* _Your goal_
Exactly reproduce each entry, leaving out nothing.
========================================================================
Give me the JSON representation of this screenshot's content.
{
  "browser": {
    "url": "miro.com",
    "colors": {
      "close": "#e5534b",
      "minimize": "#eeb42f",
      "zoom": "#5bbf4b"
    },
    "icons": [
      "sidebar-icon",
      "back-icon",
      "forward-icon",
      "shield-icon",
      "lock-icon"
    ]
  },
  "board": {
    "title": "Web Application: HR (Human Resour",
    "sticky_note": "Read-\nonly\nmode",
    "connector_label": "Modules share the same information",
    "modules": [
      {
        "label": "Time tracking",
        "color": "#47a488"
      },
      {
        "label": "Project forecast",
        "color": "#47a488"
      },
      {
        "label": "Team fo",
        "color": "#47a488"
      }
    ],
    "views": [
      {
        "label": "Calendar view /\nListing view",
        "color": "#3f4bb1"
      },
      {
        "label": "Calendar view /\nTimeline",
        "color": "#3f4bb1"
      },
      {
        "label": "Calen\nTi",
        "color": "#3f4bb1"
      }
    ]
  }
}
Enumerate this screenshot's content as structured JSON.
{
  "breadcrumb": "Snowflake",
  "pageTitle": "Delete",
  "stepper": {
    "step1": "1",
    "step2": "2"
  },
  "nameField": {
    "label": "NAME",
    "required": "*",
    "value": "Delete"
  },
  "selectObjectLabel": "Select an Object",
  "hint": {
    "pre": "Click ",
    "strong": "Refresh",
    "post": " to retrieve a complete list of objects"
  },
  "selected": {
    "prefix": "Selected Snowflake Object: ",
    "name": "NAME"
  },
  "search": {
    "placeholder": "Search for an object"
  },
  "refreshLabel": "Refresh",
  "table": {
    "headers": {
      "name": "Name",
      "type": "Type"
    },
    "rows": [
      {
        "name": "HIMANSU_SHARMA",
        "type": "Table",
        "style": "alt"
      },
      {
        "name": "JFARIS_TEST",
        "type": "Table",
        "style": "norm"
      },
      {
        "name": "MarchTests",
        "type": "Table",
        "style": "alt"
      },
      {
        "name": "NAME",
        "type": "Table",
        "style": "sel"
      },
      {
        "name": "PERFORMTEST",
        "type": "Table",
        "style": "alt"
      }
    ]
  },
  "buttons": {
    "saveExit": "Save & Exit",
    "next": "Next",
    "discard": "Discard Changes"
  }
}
========================================================================
* _Problem solution_
Give me the JSON representation of this screenshot's content.
{
  "browser": {
    "url": "miro.com",
    "colors": {
      "close": "#e5534b",
      "minimize": "#eeb42f",
      "zoom": "#5bbf4b"
    },
    "icons": [
      "sidebar-icon",
      "back-icon",
      "forward-icon",
      "shield-icon",
      "lock-icon"
    ]
  },
  "board": {
    "title": "Web Application: HR (Human Resour",
    "sticky_note": "Read-\nonly\nmode",
    "connector_label": "Modules share the same information",
    "modules": [
      {
        "label": "Time tracking",
        "color": "#47a488"
      },
      {
        "label": "Project forecast",
        "color": "#47a488"
      },
      {
        "label": "Team fo",
        "color": "#47a488"
      }
    ],
    "views": [
      {
        "label": "Calendar view /\nListing view",
        "color": "#3f4bb1"
      },
      {
        "label": "Calendar view /\nTimeline",
        "color": "#3f4bb1"
      },
      {
        "label": "Calen\nTi",
        "color": "#3f4bb1"
      }
    ]
  }
}
Enumerate this screenshot's content as structured JSON.
{
  "breadcrumb": "Snowflake",
  "pageTitle": "Delete",
  "stepper": {
    "step1": "1",
    "step2": "2"
  },
  "nameField": {
    "label": "NAME",
    "required": "*",
    "value": "Delete"
  },
  "selectObjectLabel": "Select an Object",
  "hint": {
    "pre": "Click ",
    "strong": "Refresh",
    "post": " to retrieve a complete list of objects"
  },
  "selected": {
    "prefix": "Selected Snowflake Object: ",
    "name": "NAME"
  },
  "search": {
    "placeholder": "Search for an object"
  },
  "refreshLabel": "Refresh",
  "table": {
    "headers": {
      "name": "Name",
      "type": "Type"
    },
    "rows": [
      {
        "name": "HIMANSU_SHARMA",
        "type": "Table",
        "style": "alt"
      },
      {
        "name": "JFARIS_TEST",
        "type": "Table",
        "style": "norm"
      },
      {
        "name": "MarchTests",
        "type": "Table",
        "style": "alt"
      },
      {
        "name": "NAME",
        "type": "Table",
        "style": "sel"
      },
      {
        "name": "PERFORMTEST",
        "type": "Table",
        "style": "alt"
      }
    ]
  },
  "buttons": {
    "saveExit": "Save & Exit",
    "next": "Next",
    "discard": "Discard Changes"
  }
}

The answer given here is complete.